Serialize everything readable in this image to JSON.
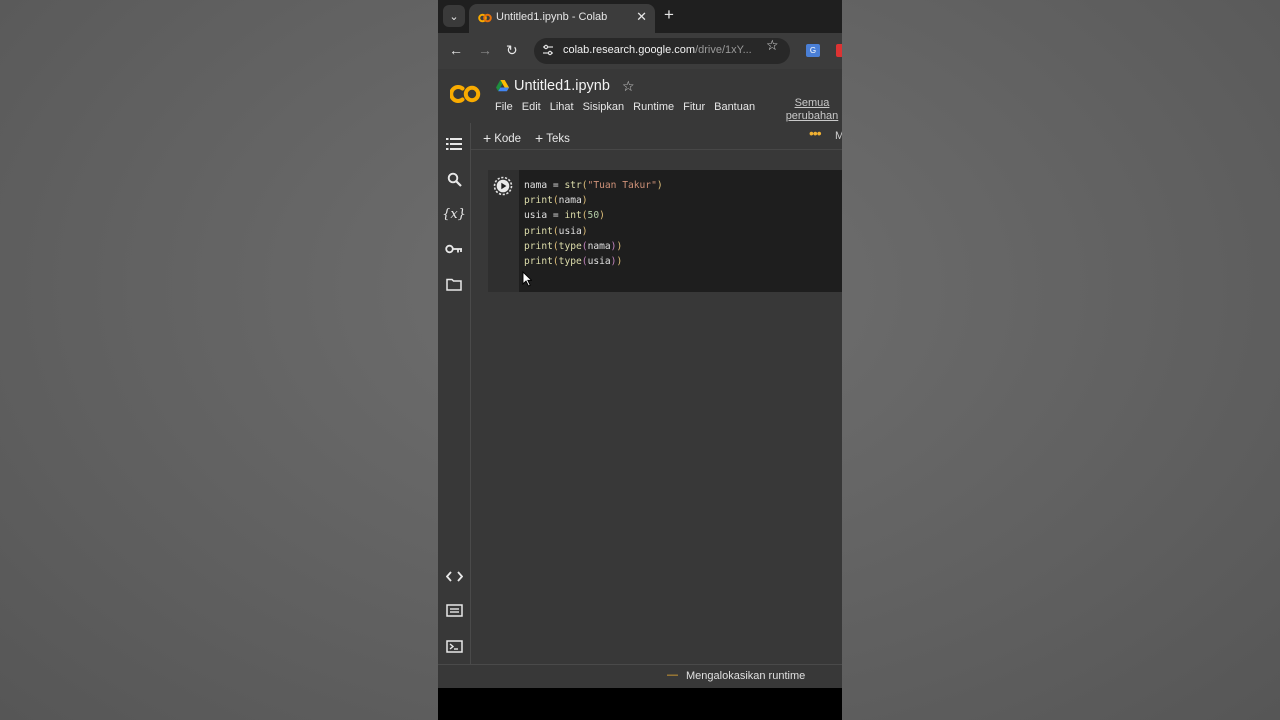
{
  "browser": {
    "tab": {
      "title": "Untitled1.ipynb - Colab"
    },
    "address": {
      "host": "colab.research.google.com",
      "path": "/drive/1xY..."
    }
  },
  "colab": {
    "notebook_title": "Untitled1.ipynb",
    "menu": [
      "File",
      "Edit",
      "Lihat",
      "Sisipkan",
      "Runtime",
      "Fitur",
      "Bantuan"
    ],
    "save_status": "Semua perubahan",
    "toolbar": {
      "add_code": "Kode",
      "add_text": "Teks",
      "edge_label": "M"
    },
    "rail_icons": [
      "table-of-contents-icon",
      "search-icon",
      "variables-icon",
      "secrets-key-icon",
      "files-folder-icon",
      "code-snippets-icon",
      "command-palette-icon",
      "terminal-icon"
    ],
    "cell": {
      "code_lines": [
        "nama = str(\"Tuan Takur\")",
        "print(nama)",
        "usia = int(50)",
        "print(usia)",
        "print(type(nama))",
        "print(type(usia))"
      ]
    },
    "status": {
      "text": "Mengalokasikan runtime"
    }
  },
  "colors": {
    "accent_orange": "#f1b132",
    "panel_bg": "#383838",
    "cell_bg": "#1e1e1e"
  }
}
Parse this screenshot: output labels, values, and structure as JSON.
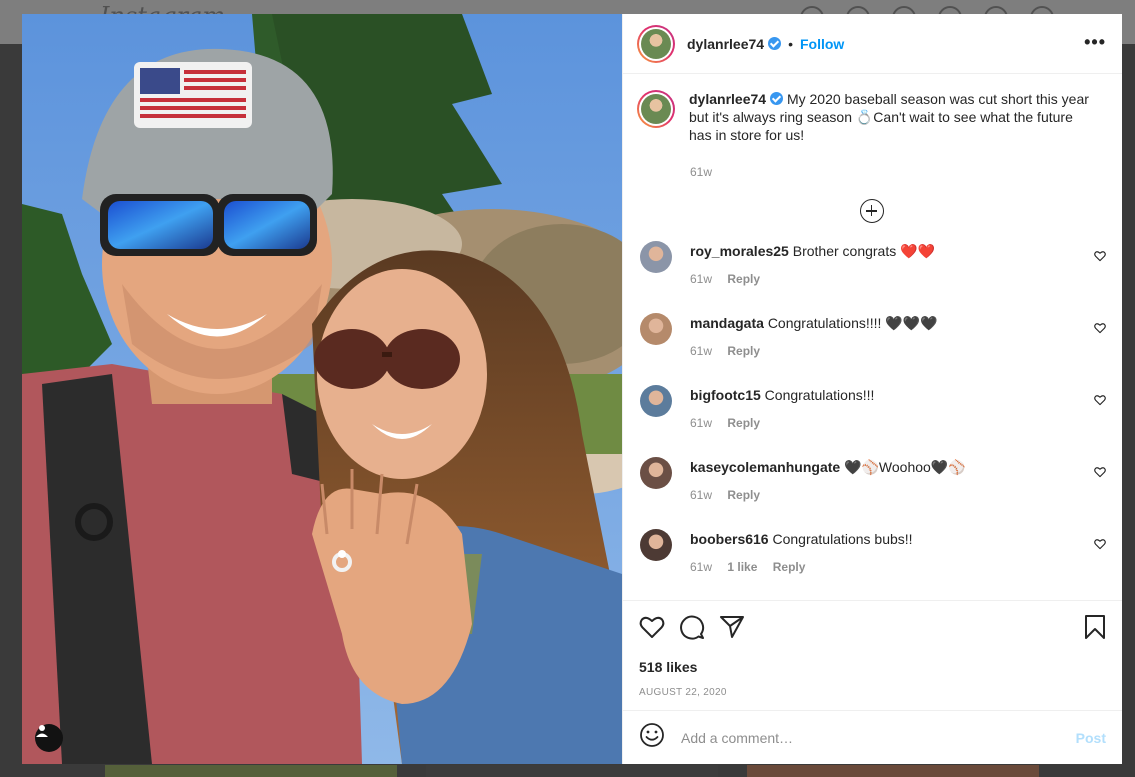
{
  "background": {
    "logo": "Instagram"
  },
  "post": {
    "author": "dylanrlee74",
    "separator": "•",
    "follow_label": "Follow",
    "more_label": "•••",
    "caption_author": "dylanrlee74",
    "caption_line1": "My 2020 baseball season was cut short this year",
    "caption_line2": "but it's always ring season 💍Can't wait to see what the future",
    "caption_line3": "has in store for us!",
    "caption_time": "61w",
    "likes": "518 likes",
    "date": "AUGUST 22, 2020"
  },
  "comments": [
    {
      "user": "roy_morales25",
      "text": "Brother congrats ❤️❤️",
      "time": "61w",
      "likes": "",
      "reply": "Reply",
      "avatar_color": "#8b95a8"
    },
    {
      "user": "mandagata",
      "text": "Congratulations!!!! 🖤🖤🖤",
      "time": "61w",
      "likes": "",
      "reply": "Reply",
      "avatar_color": "#b58a6b"
    },
    {
      "user": "bigfootc15",
      "text": "Congratulations!!!",
      "time": "61w",
      "likes": "",
      "reply": "Reply",
      "avatar_color": "#5c7c9c"
    },
    {
      "user": "kaseycolemanhungate",
      "text": "🖤⚾Woohoo🖤⚾",
      "time": "61w",
      "likes": "",
      "reply": "Reply",
      "avatar_color": "#6b4f45"
    },
    {
      "user": "boobers616",
      "text": "Congratulations bubs!!",
      "time": "61w",
      "likes": "1 like",
      "reply": "Reply",
      "avatar_color": "#4d3a34"
    }
  ],
  "composer": {
    "placeholder": "Add a comment…",
    "post_label": "Post"
  },
  "colors": {
    "link_blue": "#0095f6",
    "post_disabled": "#b2dffc",
    "muted": "#8e8e8e",
    "border": "#efefef"
  },
  "icons": [
    "heart-icon",
    "comment-icon",
    "share-icon",
    "bookmark-icon",
    "emoji-icon",
    "plus-circle-icon",
    "more-icon",
    "user-tag-icon",
    "verified-icon"
  ]
}
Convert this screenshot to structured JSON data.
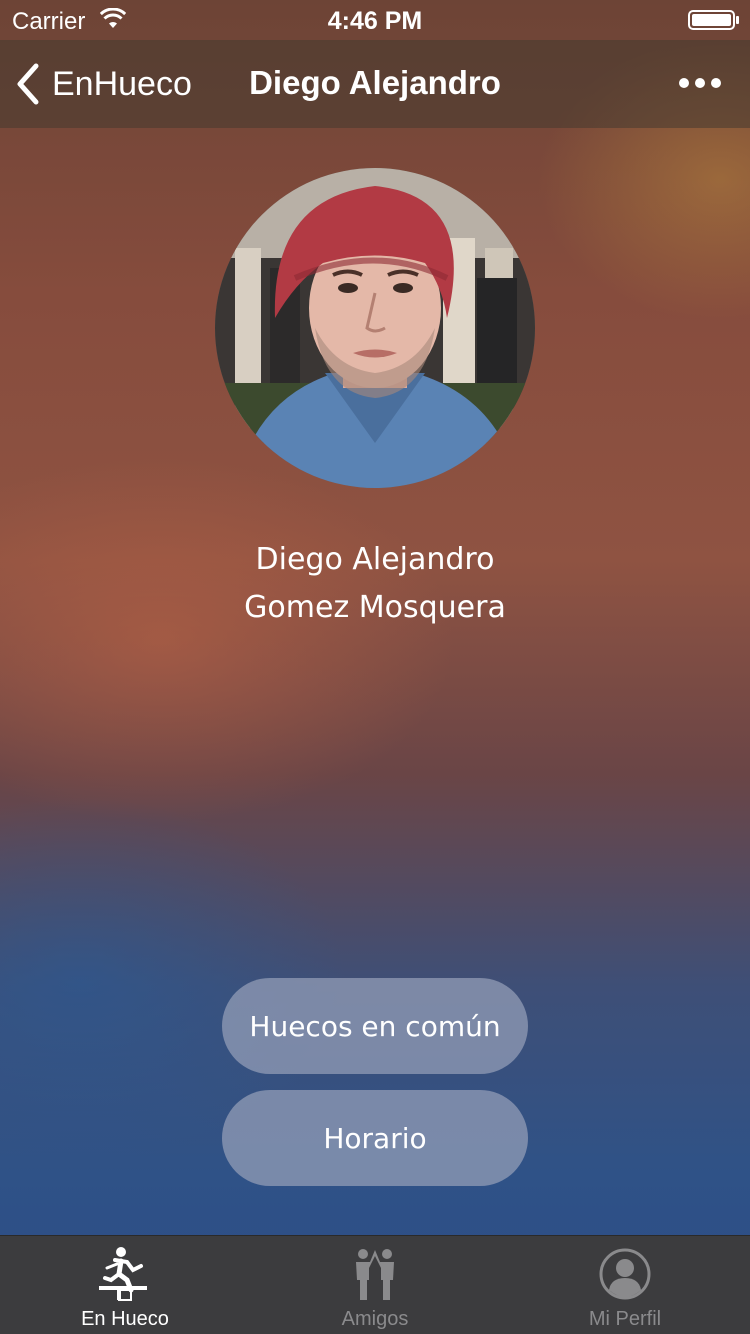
{
  "status_bar": {
    "carrier": "Carrier",
    "time": "4:46 PM"
  },
  "nav": {
    "back_label": "EnHueco",
    "title": "Diego Alejandro",
    "more_icon": "more-horizontal-icon"
  },
  "profile": {
    "first_names": "Diego Alejandro",
    "last_names": "Gomez Mosquera"
  },
  "actions": {
    "common_gaps": "Huecos en común",
    "schedule": "Horario"
  },
  "tab_bar": {
    "items": [
      {
        "label": "En Hueco",
        "icon": "running-figure-icon",
        "active": true
      },
      {
        "label": "Amigos",
        "icon": "friends-icon",
        "active": false
      },
      {
        "label": "Mi Perfil",
        "icon": "profile-icon",
        "active": false
      }
    ]
  },
  "colors": {
    "tab_active": "#ffffff",
    "tab_inactive": "#8a8a8c",
    "button_bg": "#96a0b9"
  }
}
● ● ● ● ●
WHAT IS ASKED: Check each line of the data above for the word "Diego", then state how many lines have it. Give the number alone.

RIGHT ANSWER: 2